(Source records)
━━━━━━━━

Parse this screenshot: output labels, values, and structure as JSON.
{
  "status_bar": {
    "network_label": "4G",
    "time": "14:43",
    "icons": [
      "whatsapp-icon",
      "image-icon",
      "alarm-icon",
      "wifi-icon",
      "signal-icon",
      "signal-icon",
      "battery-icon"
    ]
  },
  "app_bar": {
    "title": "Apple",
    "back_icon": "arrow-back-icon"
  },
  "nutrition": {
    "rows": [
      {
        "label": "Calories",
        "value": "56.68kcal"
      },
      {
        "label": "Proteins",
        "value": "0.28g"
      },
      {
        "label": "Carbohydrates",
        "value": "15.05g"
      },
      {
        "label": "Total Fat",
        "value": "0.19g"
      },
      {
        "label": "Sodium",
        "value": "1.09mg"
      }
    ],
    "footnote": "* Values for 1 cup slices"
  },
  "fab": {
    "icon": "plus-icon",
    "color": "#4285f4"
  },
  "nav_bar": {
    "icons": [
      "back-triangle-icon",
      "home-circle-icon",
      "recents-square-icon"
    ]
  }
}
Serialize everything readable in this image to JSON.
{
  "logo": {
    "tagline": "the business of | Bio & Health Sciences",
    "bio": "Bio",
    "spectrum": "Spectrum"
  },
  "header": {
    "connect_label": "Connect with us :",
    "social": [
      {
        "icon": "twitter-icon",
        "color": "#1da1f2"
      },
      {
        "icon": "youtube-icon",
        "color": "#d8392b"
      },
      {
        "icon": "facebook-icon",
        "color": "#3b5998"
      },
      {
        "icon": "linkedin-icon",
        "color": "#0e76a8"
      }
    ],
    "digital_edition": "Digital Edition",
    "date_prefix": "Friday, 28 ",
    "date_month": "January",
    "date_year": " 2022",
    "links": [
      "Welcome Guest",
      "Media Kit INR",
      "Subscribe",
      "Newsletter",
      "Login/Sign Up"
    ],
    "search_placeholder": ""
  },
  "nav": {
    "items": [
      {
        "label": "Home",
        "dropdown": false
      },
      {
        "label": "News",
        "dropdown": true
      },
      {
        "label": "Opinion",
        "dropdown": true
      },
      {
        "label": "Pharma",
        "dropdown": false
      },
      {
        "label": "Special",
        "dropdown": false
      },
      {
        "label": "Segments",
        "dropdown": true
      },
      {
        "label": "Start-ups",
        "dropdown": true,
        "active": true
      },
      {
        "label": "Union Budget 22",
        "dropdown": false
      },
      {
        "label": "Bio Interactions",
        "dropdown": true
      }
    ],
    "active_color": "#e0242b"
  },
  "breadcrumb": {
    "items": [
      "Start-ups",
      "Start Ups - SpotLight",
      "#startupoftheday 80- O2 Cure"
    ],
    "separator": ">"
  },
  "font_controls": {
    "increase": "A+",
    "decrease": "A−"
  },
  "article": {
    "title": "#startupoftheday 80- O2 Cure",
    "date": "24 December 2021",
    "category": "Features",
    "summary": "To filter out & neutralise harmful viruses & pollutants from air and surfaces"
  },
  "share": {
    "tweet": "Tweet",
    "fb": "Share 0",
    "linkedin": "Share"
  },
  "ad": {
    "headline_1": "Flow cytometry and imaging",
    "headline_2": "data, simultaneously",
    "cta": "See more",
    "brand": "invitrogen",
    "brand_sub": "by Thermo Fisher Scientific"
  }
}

━━━━━━━━

Retype the data precisely.

- [Your response]
Parse this screenshot: output labels, values, and structure as JSON.
{
  "status_bar": {
    "network_label": "4G",
    "time": "14:43",
    "icons": [
      "whatsapp-icon",
      "image-icon",
      "alarm-icon",
      "wifi-icon",
      "signal-icon",
      "signal-icon",
      "battery-icon"
    ]
  },
  "app_bar": {
    "title": "Apple",
    "back_icon": "arrow-back-icon"
  },
  "nutrition": {
    "rows": [
      {
        "label": "Calories",
        "value": "56.68kcal"
      },
      {
        "label": "Proteins",
        "value": "0.28g"
      },
      {
        "label": "Carbohydrates",
        "value": "15.05g"
      },
      {
        "label": "Total Fat",
        "value": "0.19g"
      },
      {
        "label": "Sodium",
        "value": "1.09mg"
      }
    ],
    "footnote": "* Values for 1 cup slices"
  },
  "fab": {
    "icon": "plus-icon",
    "color": "#4285f4"
  },
  "nav_bar": {
    "icons": [
      "back-triangle-icon",
      "home-circle-icon",
      "recents-square-icon"
    ]
  }
}
Serialize everything readable in this image to JSON.
{
  "logo": {
    "tagline": "the business of | Bio & Health Sciences",
    "bio": "Bio",
    "spectrum": "Spectrum"
  },
  "header": {
    "connect_label": "Connect with us :",
    "social": [
      {
        "icon": "twitter-icon",
        "color": "#1da1f2"
      },
      {
        "icon": "youtube-icon",
        "color": "#d8392b"
      },
      {
        "icon": "facebook-icon",
        "color": "#3b5998"
      },
      {
        "icon": "linkedin-icon",
        "color": "#0e76a8"
      }
    ],
    "digital_edition": "Digital Edition",
    "date_prefix": "Friday, 28 ",
    "date_month": "January",
    "date_year": " 2022",
    "links": [
      "Welcome Guest",
      "Media Kit INR",
      "Subscribe",
      "Newsletter",
      "Login/Sign Up"
    ],
    "search_placeholder": ""
  },
  "nav": {
    "items": [
      {
        "label": "Home",
        "dropdown": false
      },
      {
        "label": "News",
        "dropdown": true
      },
      {
        "label": "Opinion",
        "dropdown": true
      },
      {
        "label": "Pharma",
        "dropdown": false
      },
      {
        "label": "Special",
        "dropdown": false
      },
      {
        "label": "Segments",
        "dropdown": true
      },
      {
        "label": "Start-ups",
        "dropdown": true,
        "active": true
      },
      {
        "label": "Union Budget 22",
        "dropdown": false
      },
      {
        "label": "Bio Interactions",
        "dropdown": true
      }
    ],
    "active_color": "#e0242b"
  },
  "breadcrumb": {
    "items": [
      "Start-ups",
      "Start Ups - SpotLight",
      "#startupoftheday 80- O2 Cure"
    ],
    "separator": ">"
  },
  "font_controls": {
    "increase": "A+",
    "decrease": "A−"
  },
  "article": {
    "title": "#startupoftheday 80- O2 Cure",
    "date": "24 December 2021",
    "category": "Features",
    "summary": "To filter out & neutralise harmful viruses & pollutants from air and surfaces"
  },
  "share": {
    "tweet": "Tweet",
    "fb": "Share 0",
    "linkedin": "Share"
  },
  "ad": {
    "headline_1": "Flow cytometry and imaging",
    "headline_2": "data, simultaneously",
    "cta": "See more",
    "brand": "invitrogen",
    "brand_sub": "by Thermo Fisher Scientific"
  }
}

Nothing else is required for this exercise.